- WHAT YOU HAVE TO DO -
Rename every "Bar" in the material below to "Rectangle" and reproduce all of it with nothing else altered.
--- begin TASK MATERIAL ---
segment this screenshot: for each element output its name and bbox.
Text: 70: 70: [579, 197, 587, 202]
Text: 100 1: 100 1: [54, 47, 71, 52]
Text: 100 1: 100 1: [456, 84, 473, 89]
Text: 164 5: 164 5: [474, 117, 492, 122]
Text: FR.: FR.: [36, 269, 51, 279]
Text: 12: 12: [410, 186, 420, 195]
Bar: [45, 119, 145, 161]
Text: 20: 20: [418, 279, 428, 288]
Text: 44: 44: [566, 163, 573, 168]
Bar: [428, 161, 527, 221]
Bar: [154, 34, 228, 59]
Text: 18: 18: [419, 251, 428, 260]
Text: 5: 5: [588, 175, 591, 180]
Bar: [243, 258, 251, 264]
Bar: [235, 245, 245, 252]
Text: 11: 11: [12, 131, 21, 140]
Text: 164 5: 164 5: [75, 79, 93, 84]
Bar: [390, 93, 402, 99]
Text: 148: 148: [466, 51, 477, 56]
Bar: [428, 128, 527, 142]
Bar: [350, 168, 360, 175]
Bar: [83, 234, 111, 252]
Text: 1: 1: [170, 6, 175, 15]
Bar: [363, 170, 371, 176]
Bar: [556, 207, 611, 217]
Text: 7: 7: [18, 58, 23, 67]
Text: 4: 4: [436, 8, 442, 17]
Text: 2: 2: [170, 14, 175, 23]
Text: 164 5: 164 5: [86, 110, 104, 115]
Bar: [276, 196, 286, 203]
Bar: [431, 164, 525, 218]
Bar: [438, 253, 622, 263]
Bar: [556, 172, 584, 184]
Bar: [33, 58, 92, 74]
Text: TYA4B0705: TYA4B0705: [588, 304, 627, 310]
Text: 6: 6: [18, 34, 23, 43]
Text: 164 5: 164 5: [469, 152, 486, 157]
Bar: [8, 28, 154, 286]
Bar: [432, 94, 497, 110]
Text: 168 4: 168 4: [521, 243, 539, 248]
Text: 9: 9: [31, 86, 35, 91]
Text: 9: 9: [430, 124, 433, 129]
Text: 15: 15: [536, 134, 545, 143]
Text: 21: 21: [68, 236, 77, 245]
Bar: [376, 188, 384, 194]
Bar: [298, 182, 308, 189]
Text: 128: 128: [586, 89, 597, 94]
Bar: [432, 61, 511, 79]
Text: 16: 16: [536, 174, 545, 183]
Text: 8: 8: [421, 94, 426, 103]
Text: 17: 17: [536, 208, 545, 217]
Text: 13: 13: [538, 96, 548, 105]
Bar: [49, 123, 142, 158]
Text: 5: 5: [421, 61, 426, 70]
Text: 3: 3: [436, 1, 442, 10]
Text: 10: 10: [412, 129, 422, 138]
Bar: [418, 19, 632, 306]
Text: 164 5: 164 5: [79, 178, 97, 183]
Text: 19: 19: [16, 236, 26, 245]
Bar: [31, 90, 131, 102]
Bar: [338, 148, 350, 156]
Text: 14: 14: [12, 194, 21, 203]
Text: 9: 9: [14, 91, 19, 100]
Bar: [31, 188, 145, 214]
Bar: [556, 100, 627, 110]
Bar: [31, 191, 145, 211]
--- end TASK MATERIAL ---
- SOLUTION TO THE EXERCISE -
segment this screenshot: for each element output its name and bbox.
Text: 70: 70: [579, 197, 587, 202]
Text: 100 1: 100 1: [54, 47, 71, 52]
Text: 100 1: 100 1: [456, 84, 473, 89]
Text: 164 5: 164 5: [474, 117, 492, 122]
Text: FR.: FR.: [36, 269, 51, 279]
Text: 12: 12: [410, 186, 420, 195]
Rectangle: [45, 119, 145, 161]
Text: 20: 20: [418, 279, 428, 288]
Text: 44: 44: [566, 163, 573, 168]
Rectangle: [428, 161, 527, 221]
Rectangle: [154, 34, 228, 59]
Text: 18: 18: [419, 251, 428, 260]
Text: 5: 5: [588, 175, 591, 180]
Rectangle: [243, 258, 251, 264]
Rectangle: [235, 245, 245, 252]
Text: 11: 11: [12, 131, 21, 140]
Text: 164 5: 164 5: [75, 79, 93, 84]
Rectangle: [390, 93, 402, 99]
Text: 148: 148: [466, 51, 477, 56]
Rectangle: [428, 128, 527, 142]
Rectangle: [350, 168, 360, 175]
Rectangle: [83, 234, 111, 252]
Text: 1: 1: [170, 6, 175, 15]
Rectangle: [363, 170, 371, 176]
Rectangle: [556, 207, 611, 217]
Text: 7: 7: [18, 58, 23, 67]
Text: 4: 4: [436, 8, 442, 17]
Text: 2: 2: [170, 14, 175, 23]
Text: 164 5: 164 5: [86, 110, 104, 115]
Rectangle: [276, 196, 286, 203]
Rectangle: [431, 164, 525, 218]
Rectangle: [438, 253, 622, 263]
Rectangle: [556, 172, 584, 184]
Rectangle: [33, 58, 92, 74]
Text: TYA4B0705: TYA4B0705: [588, 304, 627, 310]
Text: 6: 6: [18, 34, 23, 43]
Text: 164 5: 164 5: [469, 152, 486, 157]
Rectangle: [8, 28, 154, 286]
Rectangle: [432, 94, 497, 110]
Text: 168 4: 168 4: [521, 243, 539, 248]
Text: 9: 9: [31, 86, 35, 91]
Text: 9: 9: [430, 124, 433, 129]
Text: 15: 15: [536, 134, 545, 143]
Text: 21: 21: [68, 236, 77, 245]
Rectangle: [376, 188, 384, 194]
Rectangle: [298, 182, 308, 189]
Text: 128: 128: [586, 89, 597, 94]
Rectangle: [432, 61, 511, 79]
Text: 16: 16: [536, 174, 545, 183]
Text: 8: 8: [421, 94, 426, 103]
Text: 17: 17: [536, 208, 545, 217]
Text: 13: 13: [538, 96, 548, 105]
Rectangle: [49, 123, 142, 158]
Text: 5: 5: [421, 61, 426, 70]
Text: 3: 3: [436, 1, 442, 10]
Text: 10: 10: [412, 129, 422, 138]
Rectangle: [418, 19, 632, 306]
Text: 164 5: 164 5: [79, 178, 97, 183]
Text: 19: 19: [16, 236, 26, 245]
Rectangle: [31, 90, 131, 102]
Rectangle: [338, 148, 350, 156]
Text: 14: 14: [12, 194, 21, 203]
Text: 9: 9: [14, 91, 19, 100]
Rectangle: [31, 188, 145, 214]
Rectangle: [556, 100, 627, 110]
Rectangle: [31, 191, 145, 211]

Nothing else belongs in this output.